■ **Input records**:
>>>>>

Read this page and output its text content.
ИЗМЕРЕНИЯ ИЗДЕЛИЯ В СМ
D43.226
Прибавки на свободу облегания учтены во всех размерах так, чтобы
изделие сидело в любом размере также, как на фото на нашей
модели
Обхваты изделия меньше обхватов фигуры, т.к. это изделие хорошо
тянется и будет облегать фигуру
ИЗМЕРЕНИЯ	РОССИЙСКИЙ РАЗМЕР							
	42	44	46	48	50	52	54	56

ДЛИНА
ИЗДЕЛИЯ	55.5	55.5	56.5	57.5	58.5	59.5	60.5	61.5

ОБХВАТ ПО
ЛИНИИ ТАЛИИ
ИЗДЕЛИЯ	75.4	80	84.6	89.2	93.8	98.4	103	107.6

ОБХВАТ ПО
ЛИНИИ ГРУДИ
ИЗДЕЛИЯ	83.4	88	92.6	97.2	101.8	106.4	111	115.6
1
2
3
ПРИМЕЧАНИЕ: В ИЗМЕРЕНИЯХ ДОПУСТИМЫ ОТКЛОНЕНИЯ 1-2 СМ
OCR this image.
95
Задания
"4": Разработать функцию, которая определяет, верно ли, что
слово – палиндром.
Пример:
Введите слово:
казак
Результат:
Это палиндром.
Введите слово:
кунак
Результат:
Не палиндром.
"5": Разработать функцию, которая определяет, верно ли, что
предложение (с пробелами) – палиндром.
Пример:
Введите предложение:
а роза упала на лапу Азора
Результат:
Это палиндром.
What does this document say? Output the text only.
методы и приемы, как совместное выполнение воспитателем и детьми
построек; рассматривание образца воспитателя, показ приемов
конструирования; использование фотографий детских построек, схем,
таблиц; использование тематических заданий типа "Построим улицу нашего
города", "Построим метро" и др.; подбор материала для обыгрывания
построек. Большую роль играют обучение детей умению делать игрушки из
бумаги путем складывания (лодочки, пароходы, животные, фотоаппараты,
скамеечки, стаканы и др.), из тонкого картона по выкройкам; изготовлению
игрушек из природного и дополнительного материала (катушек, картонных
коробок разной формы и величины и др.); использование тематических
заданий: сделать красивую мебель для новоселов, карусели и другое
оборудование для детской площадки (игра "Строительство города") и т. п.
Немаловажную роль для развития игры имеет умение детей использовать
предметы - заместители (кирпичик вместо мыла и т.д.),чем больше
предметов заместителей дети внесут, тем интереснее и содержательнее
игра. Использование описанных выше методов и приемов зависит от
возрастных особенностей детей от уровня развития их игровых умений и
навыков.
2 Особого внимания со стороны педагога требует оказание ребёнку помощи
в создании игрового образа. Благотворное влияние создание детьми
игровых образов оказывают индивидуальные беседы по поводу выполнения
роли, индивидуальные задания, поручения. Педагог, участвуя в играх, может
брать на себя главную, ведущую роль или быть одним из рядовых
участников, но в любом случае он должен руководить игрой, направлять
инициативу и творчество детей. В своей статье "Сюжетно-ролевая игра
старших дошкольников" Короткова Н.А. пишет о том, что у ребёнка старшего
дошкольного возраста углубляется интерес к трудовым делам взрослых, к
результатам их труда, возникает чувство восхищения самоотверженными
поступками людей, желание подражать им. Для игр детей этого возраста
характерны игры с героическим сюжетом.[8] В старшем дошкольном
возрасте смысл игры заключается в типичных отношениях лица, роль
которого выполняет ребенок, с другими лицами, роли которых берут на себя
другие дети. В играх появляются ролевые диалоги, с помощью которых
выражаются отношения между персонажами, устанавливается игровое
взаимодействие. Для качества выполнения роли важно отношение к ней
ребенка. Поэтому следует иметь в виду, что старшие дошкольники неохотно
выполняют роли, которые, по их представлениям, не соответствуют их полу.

<<<<<

■ **Exercise requirements**: Select every line in the records above that contains the word "предложение".

■ **Exercise output**:
предложение (с пробелами) – палиндром.
Введите предложение:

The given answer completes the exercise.